▶ Written problem
Find the string "Herbal" in the records. Copy every line it appears in.

▶ Exercise input
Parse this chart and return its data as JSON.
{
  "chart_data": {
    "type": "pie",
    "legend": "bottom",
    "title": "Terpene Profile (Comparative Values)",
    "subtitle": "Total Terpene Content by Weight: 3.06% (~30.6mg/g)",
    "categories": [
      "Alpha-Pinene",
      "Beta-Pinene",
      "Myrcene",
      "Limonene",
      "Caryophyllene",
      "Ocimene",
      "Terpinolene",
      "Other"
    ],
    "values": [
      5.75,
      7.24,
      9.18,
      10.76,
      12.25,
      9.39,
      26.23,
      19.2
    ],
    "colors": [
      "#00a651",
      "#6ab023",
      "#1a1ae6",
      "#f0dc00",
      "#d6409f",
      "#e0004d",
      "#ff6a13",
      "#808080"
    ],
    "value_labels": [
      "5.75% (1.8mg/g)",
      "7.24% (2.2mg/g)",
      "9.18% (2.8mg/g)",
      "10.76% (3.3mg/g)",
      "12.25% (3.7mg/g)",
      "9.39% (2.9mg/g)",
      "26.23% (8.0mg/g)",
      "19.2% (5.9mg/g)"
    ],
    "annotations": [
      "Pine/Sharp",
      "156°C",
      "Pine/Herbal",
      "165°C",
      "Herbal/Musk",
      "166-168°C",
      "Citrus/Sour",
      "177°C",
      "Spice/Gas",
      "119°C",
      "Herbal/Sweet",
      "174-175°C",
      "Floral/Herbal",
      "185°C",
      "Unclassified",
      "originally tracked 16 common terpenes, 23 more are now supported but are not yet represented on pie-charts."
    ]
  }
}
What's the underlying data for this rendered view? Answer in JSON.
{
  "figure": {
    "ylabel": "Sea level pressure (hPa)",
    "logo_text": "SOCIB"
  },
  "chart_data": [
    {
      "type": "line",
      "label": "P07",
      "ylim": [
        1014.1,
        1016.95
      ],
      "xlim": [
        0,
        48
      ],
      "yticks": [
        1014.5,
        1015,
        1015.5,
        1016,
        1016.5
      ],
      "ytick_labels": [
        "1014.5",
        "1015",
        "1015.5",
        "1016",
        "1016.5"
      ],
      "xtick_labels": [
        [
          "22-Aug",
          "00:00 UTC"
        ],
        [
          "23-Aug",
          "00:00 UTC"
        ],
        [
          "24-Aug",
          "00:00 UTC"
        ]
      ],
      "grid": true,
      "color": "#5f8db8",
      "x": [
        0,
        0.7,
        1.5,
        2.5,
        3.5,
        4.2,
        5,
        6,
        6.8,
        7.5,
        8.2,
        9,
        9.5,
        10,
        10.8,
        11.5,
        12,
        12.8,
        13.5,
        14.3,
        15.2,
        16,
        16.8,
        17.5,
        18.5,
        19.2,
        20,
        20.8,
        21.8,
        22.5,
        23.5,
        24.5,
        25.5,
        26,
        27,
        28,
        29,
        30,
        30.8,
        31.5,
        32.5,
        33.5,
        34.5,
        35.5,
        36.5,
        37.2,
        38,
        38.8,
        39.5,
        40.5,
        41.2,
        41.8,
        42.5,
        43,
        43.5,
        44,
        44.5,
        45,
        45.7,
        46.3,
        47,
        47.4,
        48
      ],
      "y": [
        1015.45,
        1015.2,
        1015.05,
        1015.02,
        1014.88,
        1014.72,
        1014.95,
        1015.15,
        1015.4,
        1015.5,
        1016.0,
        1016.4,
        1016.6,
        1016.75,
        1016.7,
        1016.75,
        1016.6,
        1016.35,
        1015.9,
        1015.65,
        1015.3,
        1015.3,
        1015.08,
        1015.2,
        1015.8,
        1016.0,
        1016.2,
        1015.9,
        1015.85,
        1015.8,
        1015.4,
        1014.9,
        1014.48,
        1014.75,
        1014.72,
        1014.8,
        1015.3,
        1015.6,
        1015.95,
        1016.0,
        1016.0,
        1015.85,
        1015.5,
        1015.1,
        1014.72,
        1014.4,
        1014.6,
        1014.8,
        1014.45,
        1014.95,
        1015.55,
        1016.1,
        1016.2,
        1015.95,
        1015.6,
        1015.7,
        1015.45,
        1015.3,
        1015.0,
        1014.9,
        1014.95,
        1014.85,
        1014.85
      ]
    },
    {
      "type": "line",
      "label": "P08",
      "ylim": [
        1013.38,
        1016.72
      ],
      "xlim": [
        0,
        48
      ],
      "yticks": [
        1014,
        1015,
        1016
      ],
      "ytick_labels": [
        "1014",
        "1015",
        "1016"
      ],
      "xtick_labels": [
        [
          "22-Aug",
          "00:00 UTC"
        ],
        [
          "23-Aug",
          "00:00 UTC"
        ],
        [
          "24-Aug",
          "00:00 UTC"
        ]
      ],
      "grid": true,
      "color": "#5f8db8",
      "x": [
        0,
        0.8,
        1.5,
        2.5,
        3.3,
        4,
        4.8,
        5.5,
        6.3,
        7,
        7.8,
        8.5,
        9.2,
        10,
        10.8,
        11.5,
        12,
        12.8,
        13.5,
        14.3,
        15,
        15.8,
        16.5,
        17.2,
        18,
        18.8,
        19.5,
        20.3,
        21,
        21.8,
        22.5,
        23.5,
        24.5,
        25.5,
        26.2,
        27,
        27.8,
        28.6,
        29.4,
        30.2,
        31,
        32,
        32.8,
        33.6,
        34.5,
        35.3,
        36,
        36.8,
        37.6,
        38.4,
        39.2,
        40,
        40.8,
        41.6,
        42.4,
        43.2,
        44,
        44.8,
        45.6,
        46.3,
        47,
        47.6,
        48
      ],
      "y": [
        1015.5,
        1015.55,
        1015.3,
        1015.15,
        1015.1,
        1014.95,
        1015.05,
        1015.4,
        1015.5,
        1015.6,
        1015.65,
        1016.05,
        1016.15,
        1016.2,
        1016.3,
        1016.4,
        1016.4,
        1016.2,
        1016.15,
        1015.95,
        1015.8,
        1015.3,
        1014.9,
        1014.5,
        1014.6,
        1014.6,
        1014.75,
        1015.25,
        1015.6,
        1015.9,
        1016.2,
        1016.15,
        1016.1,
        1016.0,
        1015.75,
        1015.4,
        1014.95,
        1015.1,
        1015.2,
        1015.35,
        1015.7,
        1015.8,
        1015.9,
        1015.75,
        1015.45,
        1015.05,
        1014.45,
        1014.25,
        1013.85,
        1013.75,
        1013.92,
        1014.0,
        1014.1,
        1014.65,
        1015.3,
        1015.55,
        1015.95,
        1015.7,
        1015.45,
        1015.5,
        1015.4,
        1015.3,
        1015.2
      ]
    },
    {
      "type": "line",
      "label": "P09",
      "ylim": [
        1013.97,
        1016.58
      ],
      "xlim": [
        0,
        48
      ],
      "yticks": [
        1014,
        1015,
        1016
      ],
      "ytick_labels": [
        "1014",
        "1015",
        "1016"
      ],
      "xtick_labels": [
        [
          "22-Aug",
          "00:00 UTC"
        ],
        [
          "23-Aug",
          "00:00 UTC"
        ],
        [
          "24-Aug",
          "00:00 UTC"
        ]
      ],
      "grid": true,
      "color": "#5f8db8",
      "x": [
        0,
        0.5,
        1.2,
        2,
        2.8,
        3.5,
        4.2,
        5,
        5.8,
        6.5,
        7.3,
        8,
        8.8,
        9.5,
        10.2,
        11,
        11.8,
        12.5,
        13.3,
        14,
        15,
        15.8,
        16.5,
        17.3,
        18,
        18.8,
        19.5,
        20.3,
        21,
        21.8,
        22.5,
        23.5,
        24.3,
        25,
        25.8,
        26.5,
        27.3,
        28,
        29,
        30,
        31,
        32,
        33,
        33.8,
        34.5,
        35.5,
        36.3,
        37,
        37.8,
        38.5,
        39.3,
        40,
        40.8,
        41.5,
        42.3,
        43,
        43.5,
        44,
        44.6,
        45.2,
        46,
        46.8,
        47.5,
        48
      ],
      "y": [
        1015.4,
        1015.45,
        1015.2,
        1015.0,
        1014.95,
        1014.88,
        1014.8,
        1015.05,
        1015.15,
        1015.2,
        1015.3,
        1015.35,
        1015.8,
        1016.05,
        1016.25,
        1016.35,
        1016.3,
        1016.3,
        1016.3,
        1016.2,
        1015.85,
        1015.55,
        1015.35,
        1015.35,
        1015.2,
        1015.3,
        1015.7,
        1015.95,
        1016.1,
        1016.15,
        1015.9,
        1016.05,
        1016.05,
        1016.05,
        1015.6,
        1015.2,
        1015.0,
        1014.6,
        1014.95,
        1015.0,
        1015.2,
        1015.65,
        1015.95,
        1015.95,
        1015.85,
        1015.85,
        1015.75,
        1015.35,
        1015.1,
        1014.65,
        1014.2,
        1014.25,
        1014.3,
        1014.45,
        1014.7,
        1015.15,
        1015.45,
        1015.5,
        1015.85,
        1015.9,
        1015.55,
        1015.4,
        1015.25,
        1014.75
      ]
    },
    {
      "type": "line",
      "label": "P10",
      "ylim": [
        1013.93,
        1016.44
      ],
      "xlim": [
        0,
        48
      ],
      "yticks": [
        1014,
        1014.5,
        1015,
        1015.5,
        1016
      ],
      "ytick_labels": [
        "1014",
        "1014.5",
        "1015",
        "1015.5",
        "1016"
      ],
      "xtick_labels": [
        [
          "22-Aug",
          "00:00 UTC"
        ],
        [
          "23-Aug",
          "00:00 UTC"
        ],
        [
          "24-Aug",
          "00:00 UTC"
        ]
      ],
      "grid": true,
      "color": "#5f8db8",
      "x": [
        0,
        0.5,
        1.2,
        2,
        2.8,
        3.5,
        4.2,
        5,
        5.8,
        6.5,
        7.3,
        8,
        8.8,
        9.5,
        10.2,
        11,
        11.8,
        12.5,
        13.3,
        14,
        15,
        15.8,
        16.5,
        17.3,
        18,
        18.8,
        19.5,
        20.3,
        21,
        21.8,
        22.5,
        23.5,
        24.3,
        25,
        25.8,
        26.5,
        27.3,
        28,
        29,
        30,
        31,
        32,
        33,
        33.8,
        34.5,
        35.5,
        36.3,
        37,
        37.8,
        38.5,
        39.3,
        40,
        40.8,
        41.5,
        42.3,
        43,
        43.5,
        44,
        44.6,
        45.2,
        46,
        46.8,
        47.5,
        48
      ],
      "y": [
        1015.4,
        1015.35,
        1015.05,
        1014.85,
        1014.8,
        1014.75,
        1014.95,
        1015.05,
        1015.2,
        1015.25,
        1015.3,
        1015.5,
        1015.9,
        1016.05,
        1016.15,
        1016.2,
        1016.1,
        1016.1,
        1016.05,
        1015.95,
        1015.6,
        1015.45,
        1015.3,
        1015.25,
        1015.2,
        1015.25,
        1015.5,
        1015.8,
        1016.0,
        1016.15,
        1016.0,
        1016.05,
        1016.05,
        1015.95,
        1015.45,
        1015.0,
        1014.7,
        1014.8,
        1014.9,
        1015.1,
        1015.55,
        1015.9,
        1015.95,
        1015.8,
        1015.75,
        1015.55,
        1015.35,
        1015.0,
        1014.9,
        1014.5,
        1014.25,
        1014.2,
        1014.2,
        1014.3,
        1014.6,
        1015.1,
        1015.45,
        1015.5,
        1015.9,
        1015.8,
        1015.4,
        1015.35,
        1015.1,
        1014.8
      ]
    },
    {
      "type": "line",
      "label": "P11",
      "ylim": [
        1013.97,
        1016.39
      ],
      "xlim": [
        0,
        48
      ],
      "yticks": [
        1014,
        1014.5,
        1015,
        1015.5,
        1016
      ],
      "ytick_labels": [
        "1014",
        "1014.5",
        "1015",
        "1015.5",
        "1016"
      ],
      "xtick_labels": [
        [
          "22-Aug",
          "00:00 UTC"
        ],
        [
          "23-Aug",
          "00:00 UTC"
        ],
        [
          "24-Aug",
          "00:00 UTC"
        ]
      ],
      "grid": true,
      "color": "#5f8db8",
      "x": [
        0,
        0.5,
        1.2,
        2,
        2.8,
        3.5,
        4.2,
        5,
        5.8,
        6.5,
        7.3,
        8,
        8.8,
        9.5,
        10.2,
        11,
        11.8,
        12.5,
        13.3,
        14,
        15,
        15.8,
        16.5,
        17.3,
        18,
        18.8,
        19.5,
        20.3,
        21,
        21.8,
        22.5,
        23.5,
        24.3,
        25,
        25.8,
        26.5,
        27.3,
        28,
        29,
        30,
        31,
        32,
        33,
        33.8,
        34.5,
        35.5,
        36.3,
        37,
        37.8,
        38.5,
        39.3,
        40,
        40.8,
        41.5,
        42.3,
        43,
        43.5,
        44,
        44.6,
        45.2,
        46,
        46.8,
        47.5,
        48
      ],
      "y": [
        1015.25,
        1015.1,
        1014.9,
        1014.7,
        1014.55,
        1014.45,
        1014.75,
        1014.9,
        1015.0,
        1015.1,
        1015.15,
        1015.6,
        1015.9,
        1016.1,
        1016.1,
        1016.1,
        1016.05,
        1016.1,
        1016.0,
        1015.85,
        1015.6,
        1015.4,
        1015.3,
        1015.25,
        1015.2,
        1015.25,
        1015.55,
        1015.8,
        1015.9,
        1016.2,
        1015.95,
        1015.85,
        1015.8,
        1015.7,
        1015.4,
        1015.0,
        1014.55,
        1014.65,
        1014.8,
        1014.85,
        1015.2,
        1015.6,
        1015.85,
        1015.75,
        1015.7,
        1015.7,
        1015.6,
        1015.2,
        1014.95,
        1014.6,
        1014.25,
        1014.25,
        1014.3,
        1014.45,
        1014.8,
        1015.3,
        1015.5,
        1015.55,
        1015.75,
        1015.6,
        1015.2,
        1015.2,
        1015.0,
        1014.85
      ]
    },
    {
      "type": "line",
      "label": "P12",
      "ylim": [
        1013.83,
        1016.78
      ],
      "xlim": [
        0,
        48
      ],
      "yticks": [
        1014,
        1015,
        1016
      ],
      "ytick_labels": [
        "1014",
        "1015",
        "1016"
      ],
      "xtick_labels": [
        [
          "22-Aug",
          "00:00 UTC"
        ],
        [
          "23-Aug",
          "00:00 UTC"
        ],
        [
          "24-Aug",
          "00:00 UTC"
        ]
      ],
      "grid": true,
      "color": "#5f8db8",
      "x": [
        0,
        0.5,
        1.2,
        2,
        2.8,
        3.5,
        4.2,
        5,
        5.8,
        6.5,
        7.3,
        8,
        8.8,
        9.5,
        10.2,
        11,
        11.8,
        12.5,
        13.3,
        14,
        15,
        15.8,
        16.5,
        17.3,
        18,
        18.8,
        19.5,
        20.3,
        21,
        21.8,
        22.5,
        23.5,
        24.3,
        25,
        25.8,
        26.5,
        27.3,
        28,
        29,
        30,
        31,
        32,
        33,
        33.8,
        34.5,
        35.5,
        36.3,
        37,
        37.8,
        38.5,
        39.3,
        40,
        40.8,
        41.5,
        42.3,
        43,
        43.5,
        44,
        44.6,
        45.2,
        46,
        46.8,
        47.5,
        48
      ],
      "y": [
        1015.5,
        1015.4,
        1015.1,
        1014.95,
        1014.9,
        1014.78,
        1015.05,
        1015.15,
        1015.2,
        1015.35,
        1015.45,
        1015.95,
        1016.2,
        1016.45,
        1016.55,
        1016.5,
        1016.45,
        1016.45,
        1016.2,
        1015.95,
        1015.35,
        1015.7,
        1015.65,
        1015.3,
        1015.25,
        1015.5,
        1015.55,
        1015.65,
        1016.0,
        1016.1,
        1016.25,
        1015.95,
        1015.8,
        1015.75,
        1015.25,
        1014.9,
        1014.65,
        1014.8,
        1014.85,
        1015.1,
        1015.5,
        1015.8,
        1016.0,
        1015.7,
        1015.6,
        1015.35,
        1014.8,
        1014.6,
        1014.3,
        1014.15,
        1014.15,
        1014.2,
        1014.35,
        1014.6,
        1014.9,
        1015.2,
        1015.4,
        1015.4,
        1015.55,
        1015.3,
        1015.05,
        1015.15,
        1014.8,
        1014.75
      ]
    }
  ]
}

▶ Exercise response
      "Pine/Herbal",
      "Herbal/Musk",
      "Herbal/Sweet",
      "Floral/Herbal",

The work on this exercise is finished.